GIVEN EXERCISE
Using the data below, copy each line that includes the word "fábricas".
+++ WORKING DATA
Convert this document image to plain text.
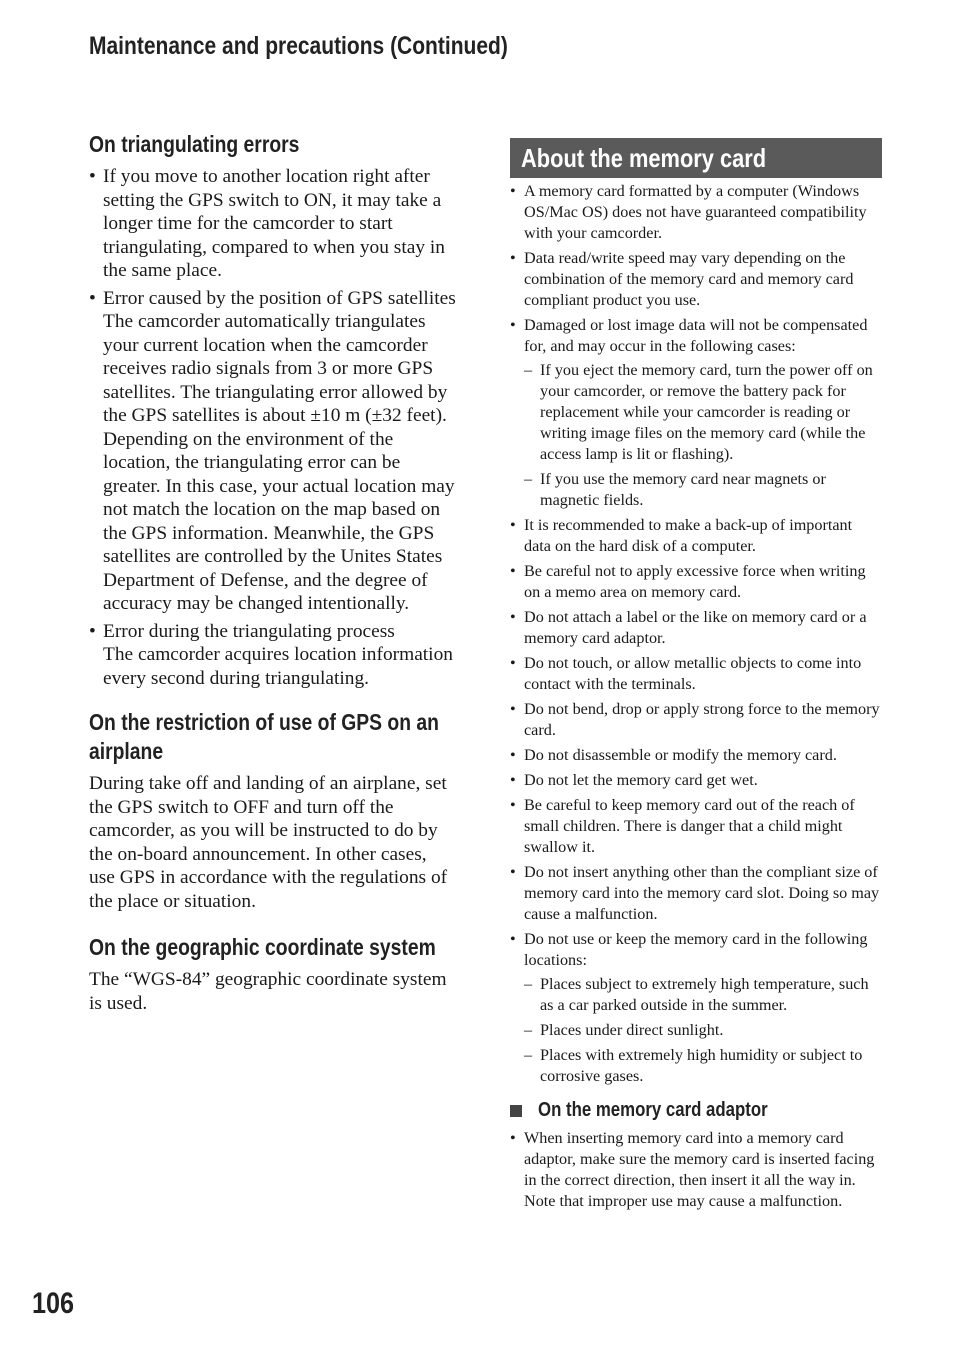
Maintenance and precautions (Continued)
On triangulating errors
• If you move to another location right after setting the GPS switch to ON, it may take a longer time for the camcorder to start triangulating, compared to when you stay in the same place.
• Error caused by the position of GPS satellites
The camcorder automatically triangulates your current location when the camcorder receives radio signals from 3 or more GPS satellites. The triangulating error allowed by the GPS satellites is about ±10 m (±32 feet). Depending on the environment of the location, the triangulating error can be greater. In this case, your actual location may not match the location on the map based on the GPS information. Meanwhile, the GPS satellites are controlled by the Unites States Department of Defense, and the degree of accuracy may be changed intentionally.
• Error during the triangulating process
The camcorder acquires location information every second during triangulating.
On the restriction of use of GPS on an airplane

During take off and landing of an airplane, set the GPS switch to OFF and turn off the camcorder, as you will be instructed to do by the on-board announcement. In other cases, use GPS in accordance with the regulations of the place or situation.

On the geographic coordinate system

The “WGS-84” geographic coordinate system is used.

About the memory card
• A memory card formatted by a computer (Windows OS/Mac OS) does not have guaranteed compatibility with your camcorder.
• Data read/write speed may vary depending on the combination of the memory card and memory card compliant product you use.
• Damaged or lost image data will not be compensated for, and may occur in the following cases:
– If you eject the memory card, turn the power off on your camcorder, or remove the battery pack for replacement while your camcorder is reading or writing image files on the memory card (while the access lamp is lit or flashing).
– If you use the memory card near magnets or magnetic fields.
• It is recommended to make a back-up of important data on the hard disk of a computer.
• Be careful not to apply excessive force when writing on a memo area on memory card.
• Do not attach a label or the like on memory card or a memory card adaptor.
• Do not touch, or allow metallic objects to come into contact with the terminals.
• Do not bend, drop or apply strong force to the memory card.
• Do not disassemble or modify the memory card.
• Do not let the memory card get wet.
• Be careful to keep memory card out of the reach of small children. There is danger that a child might swallow it.
• Do not insert anything other than the compliant size of memory card into the memory card slot. Doing so may cause a malfunction.
• Do not use or keep the memory card in the following locations:
– Places subject to extremely high temperature, such as a car parked outside in the summer.
– Places under direct sunlight.
– Places with extremely high humidity or subject to corrosive gases.
On the memory card adaptor
• When inserting memory card into a memory card adaptor, make sure the memory card is inserted facing in the correct direction, then insert it all the way in. Note that improper use may cause a malfunction.
106
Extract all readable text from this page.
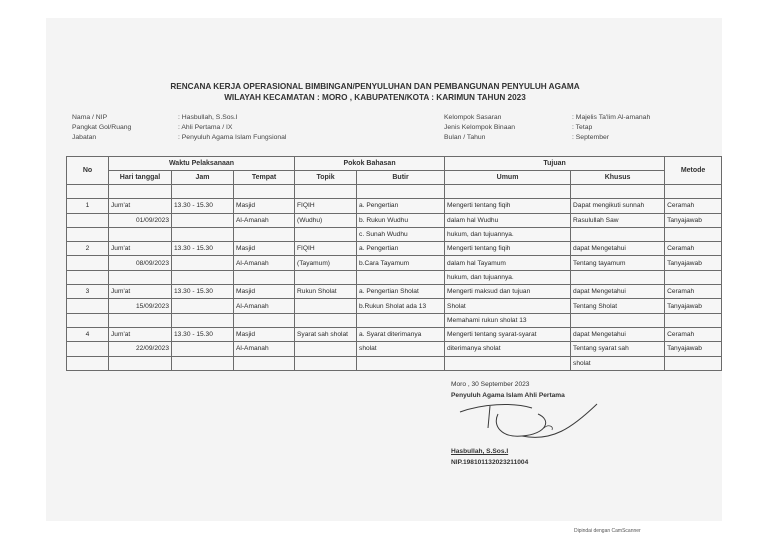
RENCANA KERJA OPERASIONAL BIMBINGAN/PENYULUHAN DAN PEMBANGUNAN PENYULUH AGAMA
WILAYAH KECAMATAN : MORO , KABUPATEN/KOTA : KARIMUN TAHUN 2023
Nama / NIP	: Hasbullah, S.Sos.I
Pangkat Gol/Ruang	: Ahli Pertama / IX
Jabatan	: Penyuluh Agama Islam Fungsional
Kelompok Sasaran	: Majelis Ta'lim Al-amanah
Jenis Kelompok Binaan	: Tetap
Bulan / Tahun	: September
No	Waktu Pelaksanaan			Pokok Bahasan		Tujuan		Metode
	Hari tanggal	Jam	Tempat	Topik	Butir	Umum	Khusus	

1	Jum'at	13.30 - 15.30	Masjid	FIQIH	a. Pengertian	Mengerti tentang fiqih	Dapat mengikuti sunnah	Ceramah
	01/09/2023		Al-Amanah	(Wudhu)	b. Rukun Wudhu	dalam hal Wudhu	Rasulullah Saw	Tanyajawab
					c. Sunah Wudhu	hukum, dan tujuannya.		
2	Jum'at	13.30 - 15.30	Masjid	FIQIH	a. Pengertian	Mengerti tentang fiqih	dapat Mengetahui	Ceramah
	08/09/2023		Al-Amanah	(Tayamum)	b.Cara Tayamum	dalam hal Tayamum	Tentang tayamum	Tanyajawab
						hukum, dan tujuannya.		
3	Jum'at	13.30 - 15.30	Masjid	Rukun Sholat	a. Pengertian Sholat	Mengerti maksud dan tujuan	dapat Mengetahui	Ceramah
	15/09/2023		Al-Amanah		b.Rukun Sholat ada 13	Sholat	Tentang Sholat	Tanyajawab
						Memahami rukun sholat 13		
4	Jum'at	13.30 - 15.30	Masjid	Syarat sah sholat	a. Syarat diterimanya	Mengerti tentang syarat-syarat	dapat Mengetahui	Ceramah
	22/09/2023		Al-Amanah		sholat	diterimanya sholat	Tentang syarat sah	Tanyajawab
							sholat	
Moro , 30 September 2023
Penyuluh Agama Islam Ahli Pertama
Hasbullah, S.Sos.I
NIP.198101132023211004
Dipindai dengan CamScanner
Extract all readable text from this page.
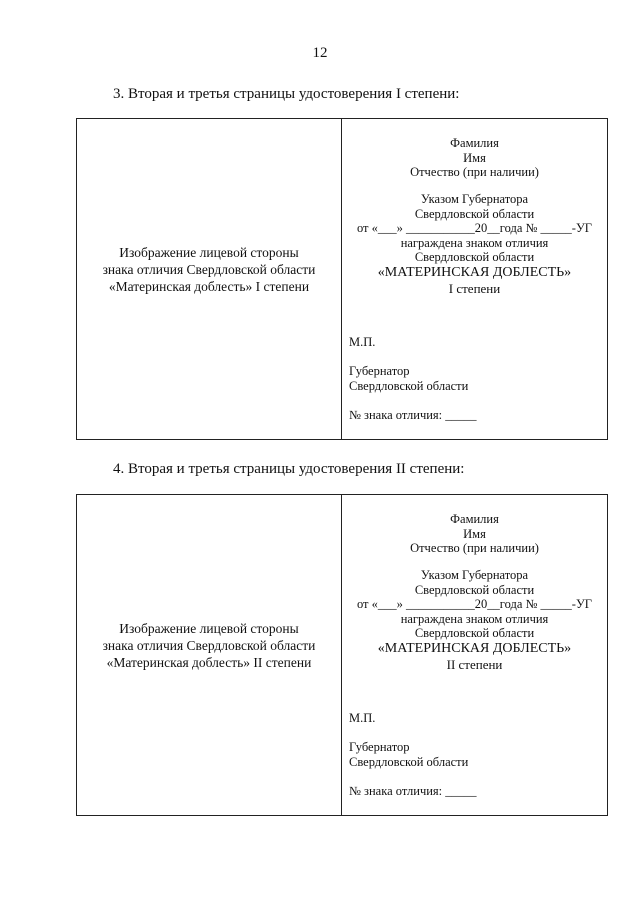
12
3. Вторая и третья страницы удостоверения I степени:
Изображение лицевой стороны
знака отличия Свердловской области
«Материнская доблесть» I степени
Фамилия
Имя
Отчество (при наличии)
Указом Губернатора
Свердловской области
от «___» ___________20__года № _____-УГ
награждена знаком отличия
Свердловской области
«МАТЕРИНСКАЯ ДОБЛЕСТЬ»
I степени
М.П.
Губернатор
Свердловской области
№ знака отличия: _____
4. Вторая и третья страницы удостоверения II степени:
Изображение лицевой стороны
знака отличия Свердловской области
«Материнская доблесть» II степени
Фамилия
Имя
Отчество (при наличии)
Указом Губернатора
Свердловской области
от «___» ___________20__года № _____-УГ
награждена знаком отличия
Свердловской области
«МАТЕРИНСКАЯ ДОБЛЕСТЬ»
II степени
М.П.
Губернатор
Свердловской области
№ знака отличия: _____
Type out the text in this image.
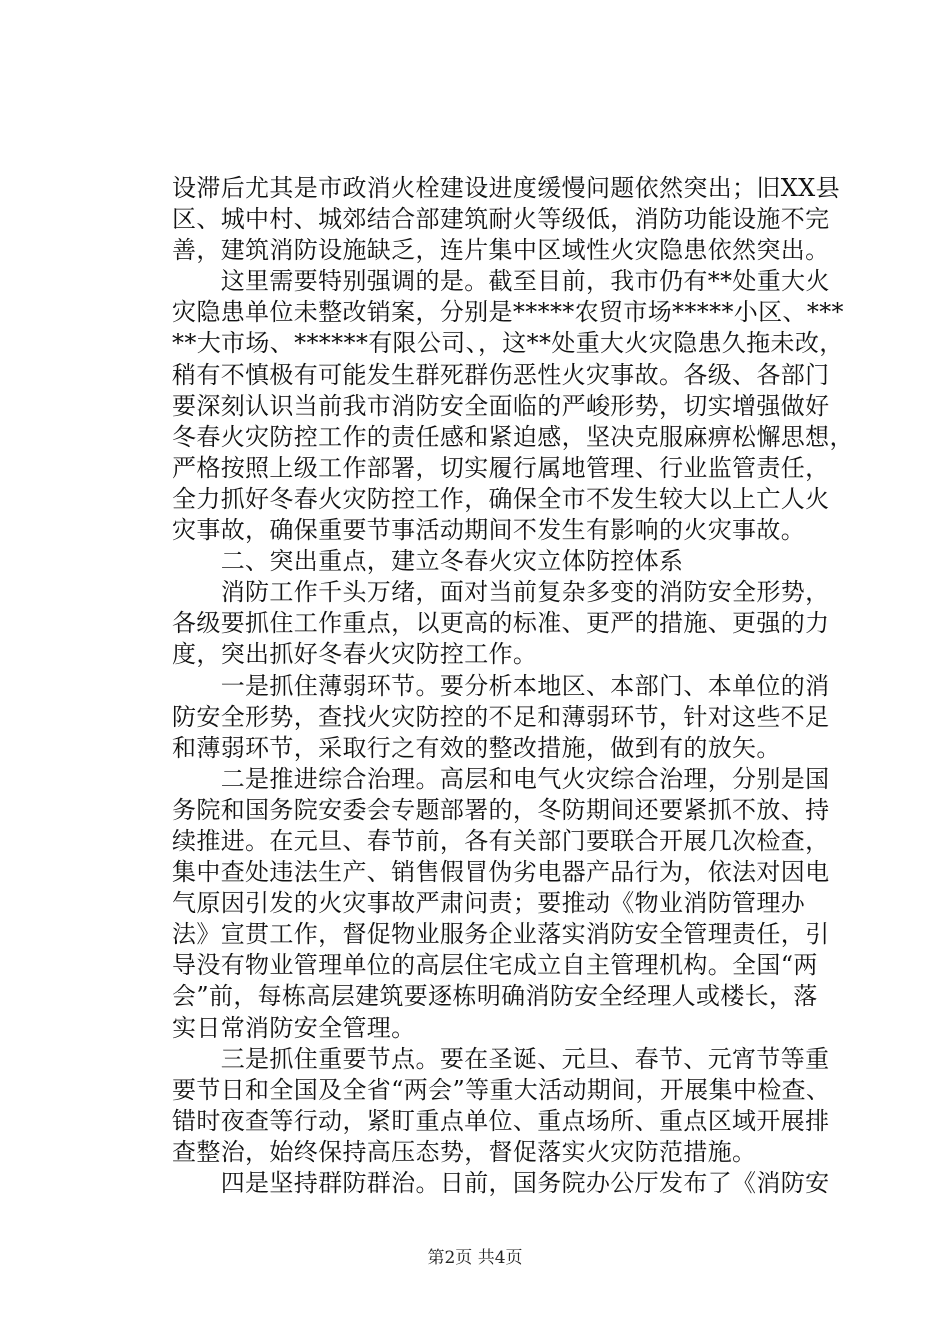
设滞后尤其是市政消火栓建设进度缓慢问题依然突出；旧XX县
区、城中村、城郊结合部建筑耐火等级低，消防功能设施不完
善，建筑消防设施缺乏，连片集中区域性火灾隐患依然突出。
　　这里需要特别强调的是。截至目前，我市仍有**处重大火
灾隐患单位未整改销案，分别是*****农贸市场*****小区、***
**大市场、******有限公司、，这**处重大火灾隐患久拖未改，
稍有不慎极有可能发生群死群伤恶性火灾事故。各级、各部门
要深刻认识当前我市消防安全面临的严峻形势，切实增强做好
冬春火灾防控工作的责任感和紧迫感，坚决克服麻痹松懈思想，
严格按照上级工作部署，切实履行属地管理、行业监管责任，
全力抓好冬春火灾防控工作，确保全市不发生较大以上亡人火
灾事故，确保重要节事活动期间不发生有影响的火灾事故。
　　二、突出重点，建立冬春火灾立体防控体系
　　消防工作千头万绪，面对当前复杂多变的消防安全形势，
各级要抓住工作重点，以更高的标准、更严的措施、更强的力
度，突出抓好冬春火灾防控工作。
　　一是抓住薄弱环节。要分析本地区、本部门、本单位的消
防安全形势，查找火灾防控的不足和薄弱环节，针对这些不足
和薄弱环节，采取行之有效的整改措施，做到有的放矢。
　　二是推进综合治理。高层和电气火灾综合治理，分别是国
务院和国务院安委会专题部署的，冬防期间还要紧抓不放、持
续推进。在元旦、春节前，各有关部门要联合开展几次检查，
集中查处违法生产、销售假冒伪劣电器产品行为，依法对因电
气原因引发的火灾事故严肃问责；要推动《物业消防管理办
法》宣贯工作，督促物业服务企业落实消防安全管理责任，引
导没有物业管理单位的高层住宅成立自主管理机构。全国“两
会”前，每栋高层建筑要逐栋明确消防安全经理人或楼长，落
实日常消防安全管理。
　　三是抓住重要节点。要在圣诞、元旦、春节、元宵节等重
要节日和全国及全省“两会”等重大活动期间，开展集中检查、
错时夜查等行动，紧盯重点单位、重点场所、重点区域开展排
查整治，始终保持高压态势，督促落实火灾防范措施。
　　四是坚持群防群治。日前，国务院办公厅发布了《消防安
第2页 共4页
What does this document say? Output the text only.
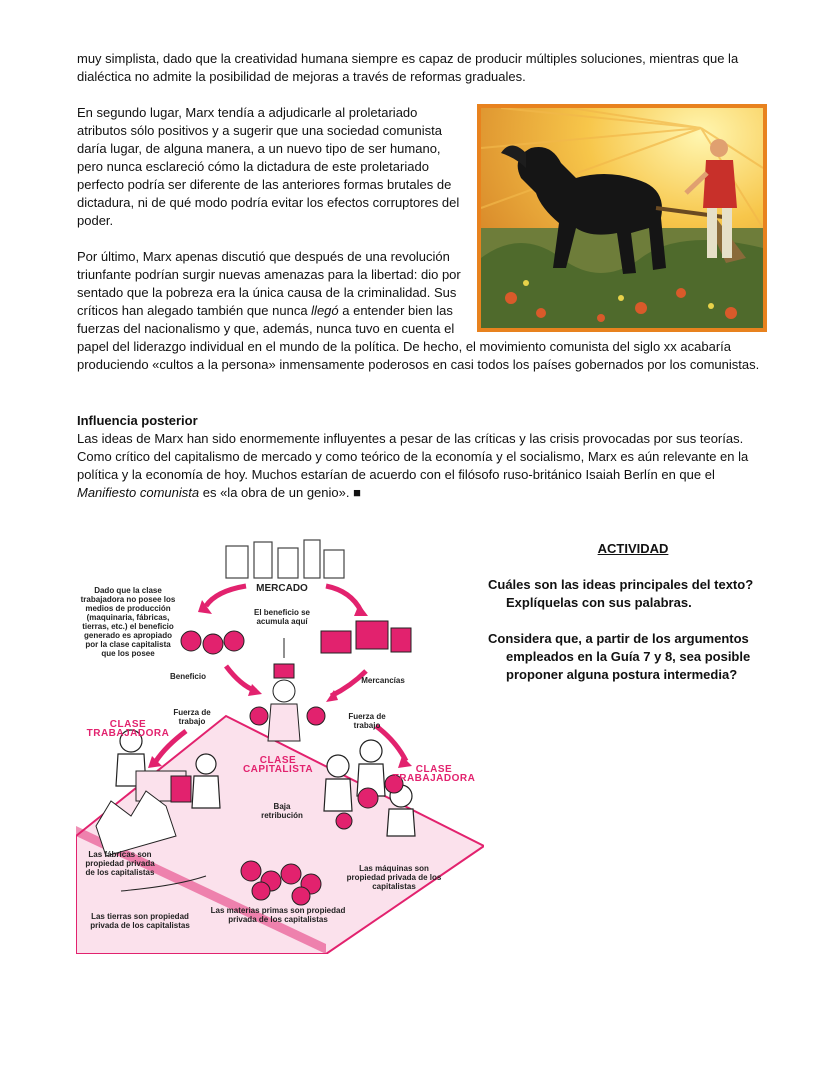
muy simplista, dado que la creatividad humana siempre es capaz de producir múltiples soluciones, mientras que la dialéctica no admite la posibilidad de mejoras a través de reformas graduales.

En segundo lugar, Marx tendía a adjudicarle al proletariado atributos sólo positivos y a sugerir que una sociedad comunista daría lugar, de alguna manera, a un nuevo tipo de ser humano, pero nunca esclareció cómo la dictadura de este proletariado perfecto podría ser diferente de las anteriores formas brutales de dictadura, ni de qué modo podría evitar los efectos corruptores del poder.

Por último, Marx apenas discutió que después de una revolución triunfante podrían surgir nuevas amenazas para la libertad: dio por sentado que la pobreza era la única causa de la criminalidad. Sus críticos han alegado también que nunca llegó a entender bien las fuerzas del nacionalismo y que, además, nunca tuvo en cuenta el papel del liderazgo individual en el mundo de la política. De hecho, el movimiento comunista del siglo xx acabaría produciendo «cultos a la persona» inmensamente poderosos en casi todos los países gobernados por los comunistas.

Influencia posterior

Las ideas de Marx han sido enormemente influyentes a pesar de las críticas y las crisis provocadas por sus teorías. Como crítico del capitalismo de mercado y como teórico de la economía y el socialismo, Marx es aún relevante en la política y la economía de hoy. Muchos estarían de acuerdo con el filósofo ruso-británico Isaiah Berlín en que el Manifiesto comunista es «la obra de un genio». ■

MERCADO
El beneficio se acumula aquí
Dado que la clase trabajadora no posee los medios de producción (maquinaria, fábricas, tierras, etc.) el beneficio generado es apropiado por la clase capitalista que los posee
Beneficio	Mercancías
Fuerza de trabajo
Fuerza de trabajo
CLASE TRABAJADORA
CLASE CAPITALISTA	CLASE TRABAJADORA
Baja retribución
Las fábricas son propiedad privada de los capitalistas	Las máquinas son propiedad privada de los capitalistas
Las tierras son propiedad privada de los capitalistas
Las materias primas son propiedad privada de los capitalistas

ACTIVIDAD

Cuáles son las ideas principales del texto? Explíquelas con sus palabras.

Considera que, a partir de los argumentos empleados en la Guía 7 y 8, sea posible proponer alguna postura intermedia?
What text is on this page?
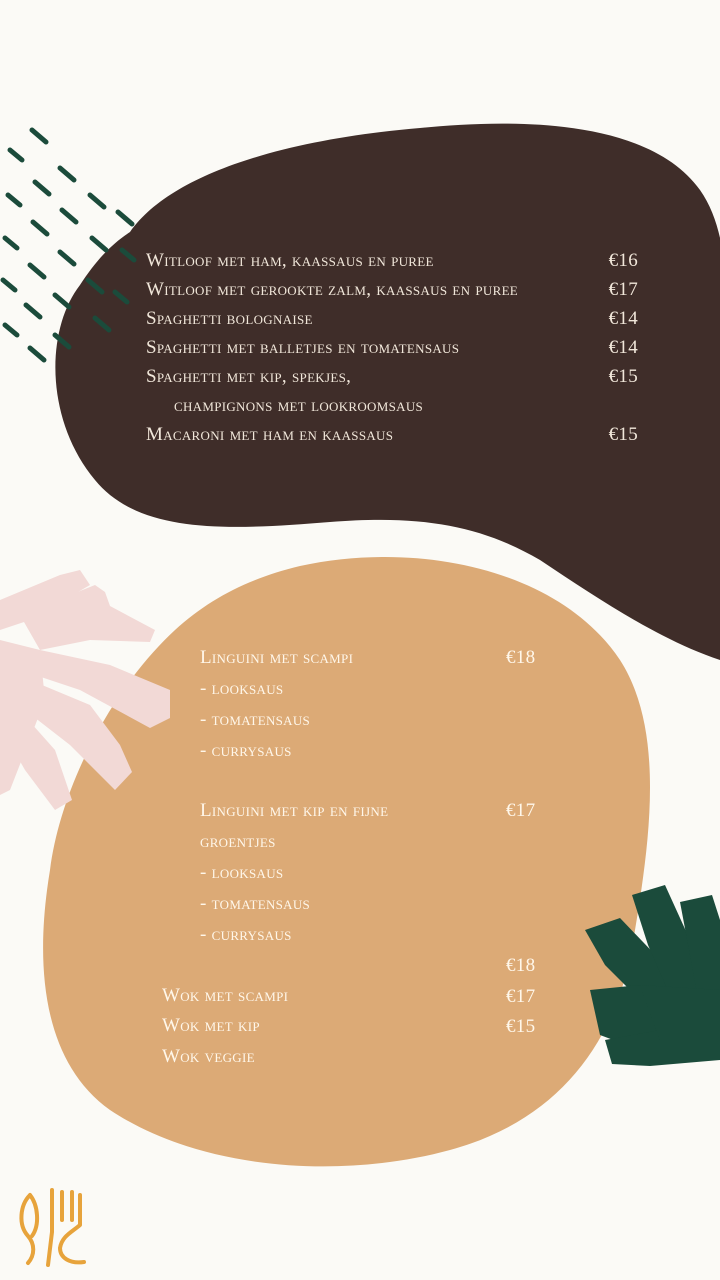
Witloof met ham, kaassaus en puree	€16
Witloof met gerookte zalm, kaassaus en puree	€17
Spaghetti bolognaise	€14
Spaghetti met balletjes en tomatensaus	€14
Spaghetti met kip, spekjes,	€15
champignons met lookroomsaus
Macaroni met ham en kaassaus	€15
Linguini met scampi	€18
- looksaus
- tomatensaus
- currysaus
Linguini met kip en fijne	€17
groentjes
- looksaus
- tomatensaus
- currysaus
€18
Wok met scampi	€17
Wok met kip	€15
Wok veggie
++++++
EXERCISE RESULT
Dado que la clase trabajadora no posee los medios de producción (maquinaria, fábricas, tierras, etc.) el beneficio generado es apropiado por la clase capitalista que los posee
Las fábricas son propiedad privada de los capitalistas	Las máquinas son propiedad privada de los capitalistas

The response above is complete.